--- START ---

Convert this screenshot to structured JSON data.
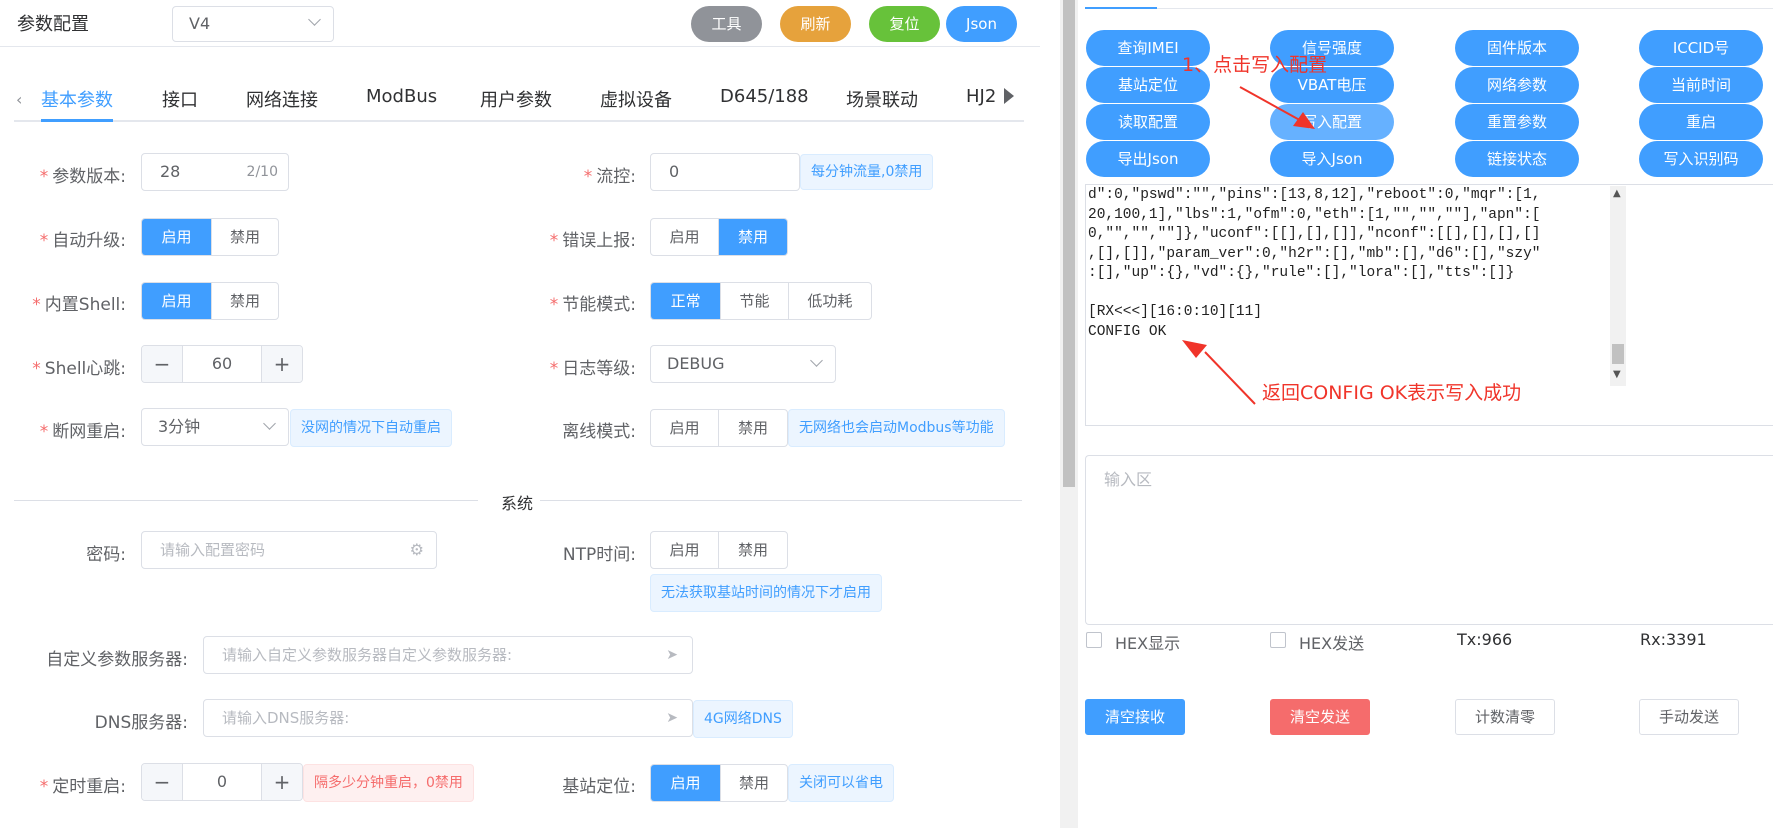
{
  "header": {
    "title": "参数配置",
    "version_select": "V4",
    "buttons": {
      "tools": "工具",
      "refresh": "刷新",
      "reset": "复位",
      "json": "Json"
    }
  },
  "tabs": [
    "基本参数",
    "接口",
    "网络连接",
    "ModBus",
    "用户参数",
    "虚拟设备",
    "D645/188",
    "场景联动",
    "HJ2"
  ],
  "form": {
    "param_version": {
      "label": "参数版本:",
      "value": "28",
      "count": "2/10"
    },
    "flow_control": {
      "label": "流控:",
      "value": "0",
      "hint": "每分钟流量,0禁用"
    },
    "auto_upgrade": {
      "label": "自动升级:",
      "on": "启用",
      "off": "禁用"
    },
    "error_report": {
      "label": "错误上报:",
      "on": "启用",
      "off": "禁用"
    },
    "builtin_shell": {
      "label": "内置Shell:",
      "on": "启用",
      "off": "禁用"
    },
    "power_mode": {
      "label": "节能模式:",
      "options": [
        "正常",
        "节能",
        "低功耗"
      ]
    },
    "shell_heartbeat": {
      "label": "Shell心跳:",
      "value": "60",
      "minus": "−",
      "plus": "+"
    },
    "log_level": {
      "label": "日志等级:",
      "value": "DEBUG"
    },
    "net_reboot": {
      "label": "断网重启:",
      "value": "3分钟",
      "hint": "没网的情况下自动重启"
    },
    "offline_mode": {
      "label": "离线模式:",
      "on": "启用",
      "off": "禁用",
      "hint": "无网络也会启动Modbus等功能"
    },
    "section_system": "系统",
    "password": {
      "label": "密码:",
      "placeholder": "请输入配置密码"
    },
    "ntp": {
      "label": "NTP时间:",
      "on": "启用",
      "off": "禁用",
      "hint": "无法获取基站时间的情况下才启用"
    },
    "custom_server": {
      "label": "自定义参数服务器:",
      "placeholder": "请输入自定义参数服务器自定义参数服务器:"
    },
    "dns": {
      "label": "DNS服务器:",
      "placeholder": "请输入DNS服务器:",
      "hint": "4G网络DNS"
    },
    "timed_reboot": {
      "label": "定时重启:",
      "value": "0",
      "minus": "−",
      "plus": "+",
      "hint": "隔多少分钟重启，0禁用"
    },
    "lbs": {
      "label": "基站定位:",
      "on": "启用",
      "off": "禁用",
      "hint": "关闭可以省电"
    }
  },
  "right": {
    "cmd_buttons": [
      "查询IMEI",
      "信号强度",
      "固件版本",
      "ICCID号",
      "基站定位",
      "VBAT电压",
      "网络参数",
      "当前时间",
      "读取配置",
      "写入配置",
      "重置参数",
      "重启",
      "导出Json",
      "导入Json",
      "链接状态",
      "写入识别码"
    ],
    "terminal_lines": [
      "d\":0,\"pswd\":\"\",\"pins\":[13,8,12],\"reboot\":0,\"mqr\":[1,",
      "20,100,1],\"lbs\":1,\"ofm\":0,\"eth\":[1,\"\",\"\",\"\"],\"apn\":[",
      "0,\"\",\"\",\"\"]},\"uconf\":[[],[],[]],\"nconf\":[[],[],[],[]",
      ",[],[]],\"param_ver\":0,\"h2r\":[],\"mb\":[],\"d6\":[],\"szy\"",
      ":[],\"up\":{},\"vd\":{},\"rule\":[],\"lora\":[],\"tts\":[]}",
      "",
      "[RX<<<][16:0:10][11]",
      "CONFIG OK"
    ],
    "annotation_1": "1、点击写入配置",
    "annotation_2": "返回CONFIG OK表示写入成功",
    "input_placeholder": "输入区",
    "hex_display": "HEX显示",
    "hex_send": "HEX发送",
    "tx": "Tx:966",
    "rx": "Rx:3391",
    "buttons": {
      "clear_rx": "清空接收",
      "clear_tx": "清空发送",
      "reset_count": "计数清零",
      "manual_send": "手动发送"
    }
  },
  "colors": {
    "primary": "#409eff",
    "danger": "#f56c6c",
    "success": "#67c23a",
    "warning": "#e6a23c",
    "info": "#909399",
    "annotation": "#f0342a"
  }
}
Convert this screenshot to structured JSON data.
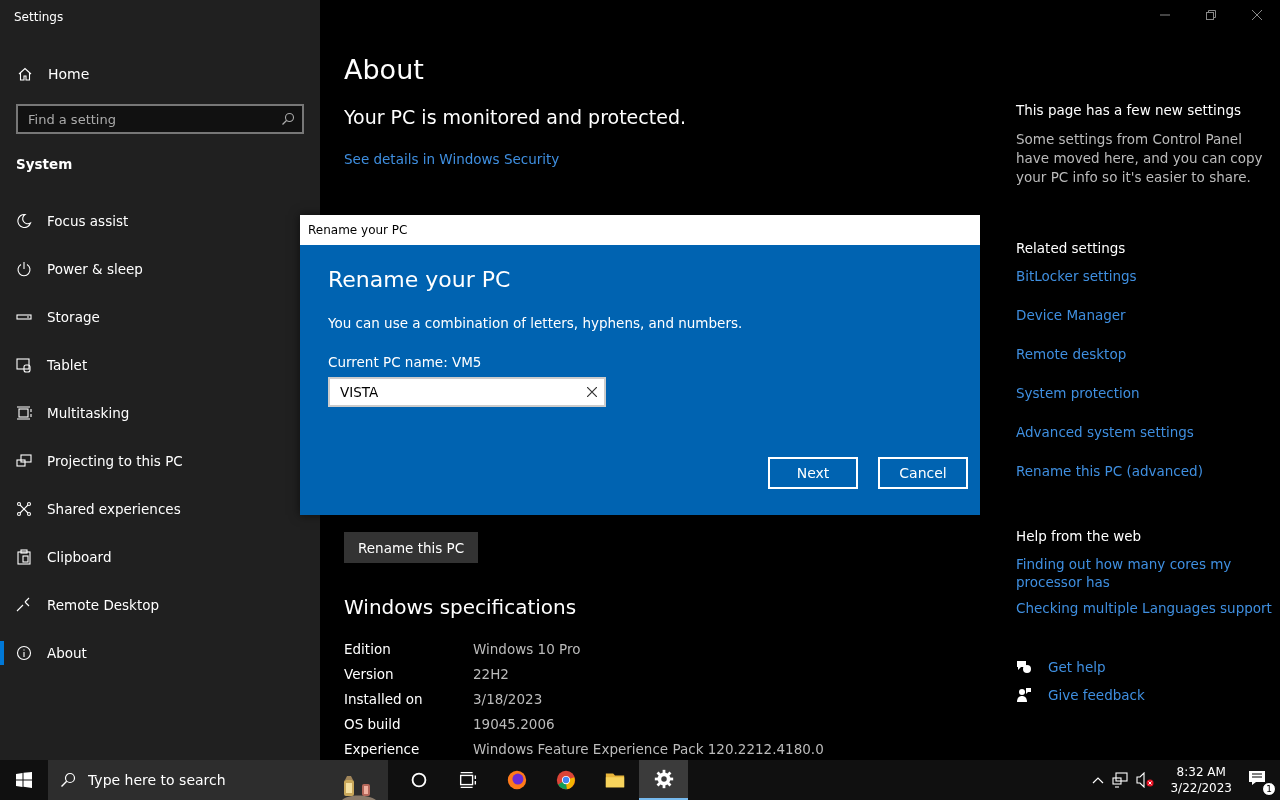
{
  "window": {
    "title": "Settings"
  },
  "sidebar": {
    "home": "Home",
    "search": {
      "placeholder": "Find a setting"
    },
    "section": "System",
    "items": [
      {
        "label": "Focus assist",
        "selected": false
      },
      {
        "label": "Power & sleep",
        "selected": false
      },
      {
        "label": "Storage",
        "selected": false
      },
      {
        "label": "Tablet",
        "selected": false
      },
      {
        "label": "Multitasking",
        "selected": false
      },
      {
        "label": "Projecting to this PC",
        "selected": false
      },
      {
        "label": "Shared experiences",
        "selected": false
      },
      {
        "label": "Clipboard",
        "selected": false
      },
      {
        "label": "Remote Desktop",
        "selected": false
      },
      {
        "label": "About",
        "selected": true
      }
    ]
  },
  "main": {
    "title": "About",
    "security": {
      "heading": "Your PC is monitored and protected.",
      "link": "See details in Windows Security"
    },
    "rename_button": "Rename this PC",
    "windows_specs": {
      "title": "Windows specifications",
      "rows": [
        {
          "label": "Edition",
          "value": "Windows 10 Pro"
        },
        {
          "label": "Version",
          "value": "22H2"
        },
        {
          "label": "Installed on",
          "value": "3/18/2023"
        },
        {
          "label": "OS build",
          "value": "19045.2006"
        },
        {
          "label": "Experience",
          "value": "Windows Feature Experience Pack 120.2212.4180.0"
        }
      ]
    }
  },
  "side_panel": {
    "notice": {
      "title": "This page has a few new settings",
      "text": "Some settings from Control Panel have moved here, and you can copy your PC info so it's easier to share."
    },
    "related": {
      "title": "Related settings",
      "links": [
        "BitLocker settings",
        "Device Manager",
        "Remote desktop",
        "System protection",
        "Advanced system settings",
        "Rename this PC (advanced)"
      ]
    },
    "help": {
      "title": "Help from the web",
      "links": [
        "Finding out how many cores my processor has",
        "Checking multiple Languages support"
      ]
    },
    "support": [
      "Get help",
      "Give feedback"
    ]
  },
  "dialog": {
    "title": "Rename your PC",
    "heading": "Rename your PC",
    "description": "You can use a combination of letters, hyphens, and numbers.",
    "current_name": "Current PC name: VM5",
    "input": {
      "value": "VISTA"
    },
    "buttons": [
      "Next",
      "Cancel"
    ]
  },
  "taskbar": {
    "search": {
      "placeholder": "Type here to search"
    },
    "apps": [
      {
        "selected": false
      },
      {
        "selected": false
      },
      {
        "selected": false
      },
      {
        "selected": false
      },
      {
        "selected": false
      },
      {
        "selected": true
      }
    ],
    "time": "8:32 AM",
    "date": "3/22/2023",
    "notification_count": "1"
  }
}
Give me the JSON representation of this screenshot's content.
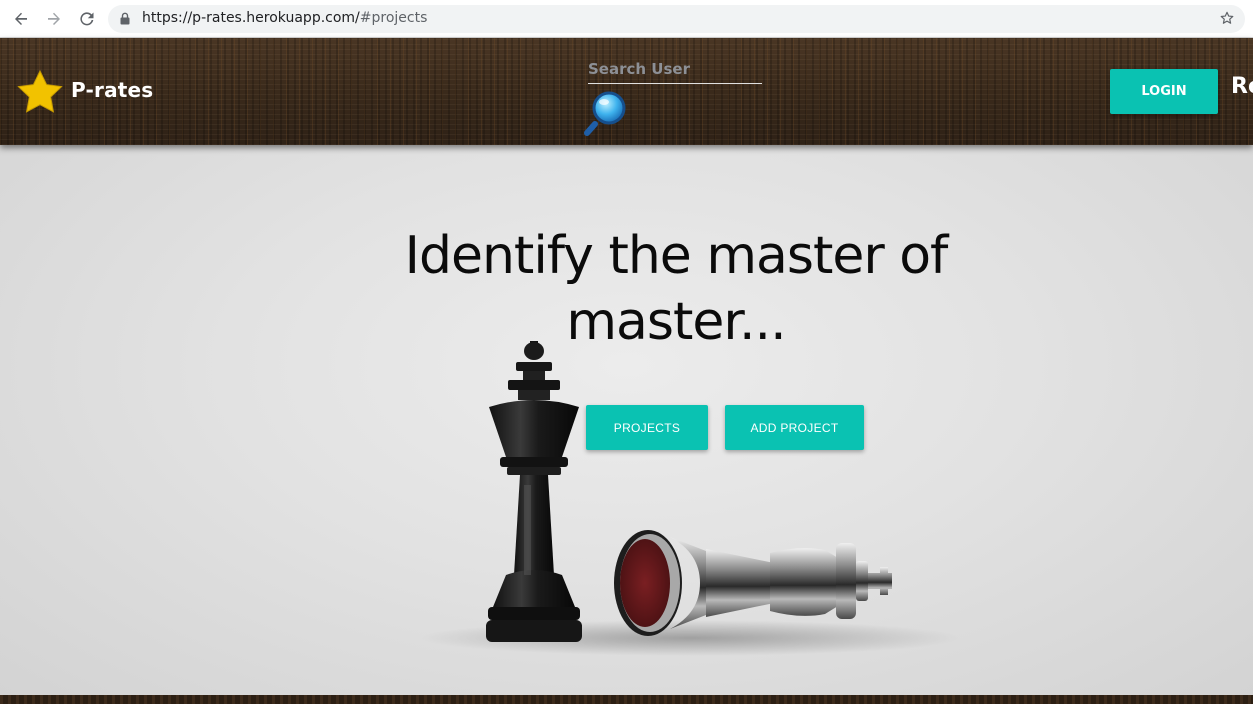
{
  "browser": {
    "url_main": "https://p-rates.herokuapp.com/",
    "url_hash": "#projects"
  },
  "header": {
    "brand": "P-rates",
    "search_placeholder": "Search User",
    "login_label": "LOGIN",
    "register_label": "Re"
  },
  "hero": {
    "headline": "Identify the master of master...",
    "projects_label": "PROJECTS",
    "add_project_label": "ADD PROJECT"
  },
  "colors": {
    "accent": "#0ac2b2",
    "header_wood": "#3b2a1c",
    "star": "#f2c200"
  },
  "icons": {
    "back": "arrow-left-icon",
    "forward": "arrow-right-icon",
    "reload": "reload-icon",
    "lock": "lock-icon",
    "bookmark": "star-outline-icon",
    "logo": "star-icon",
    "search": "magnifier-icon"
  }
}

--- END ---

• [Exercise requirements]:
Scan the listing above. Collect all lines with the word "from".

• [Solution]:
      "text": "Some settings from Control Panel have moved here, and you can copy your PC info so it's easier to share."
      "title": "Help from the web",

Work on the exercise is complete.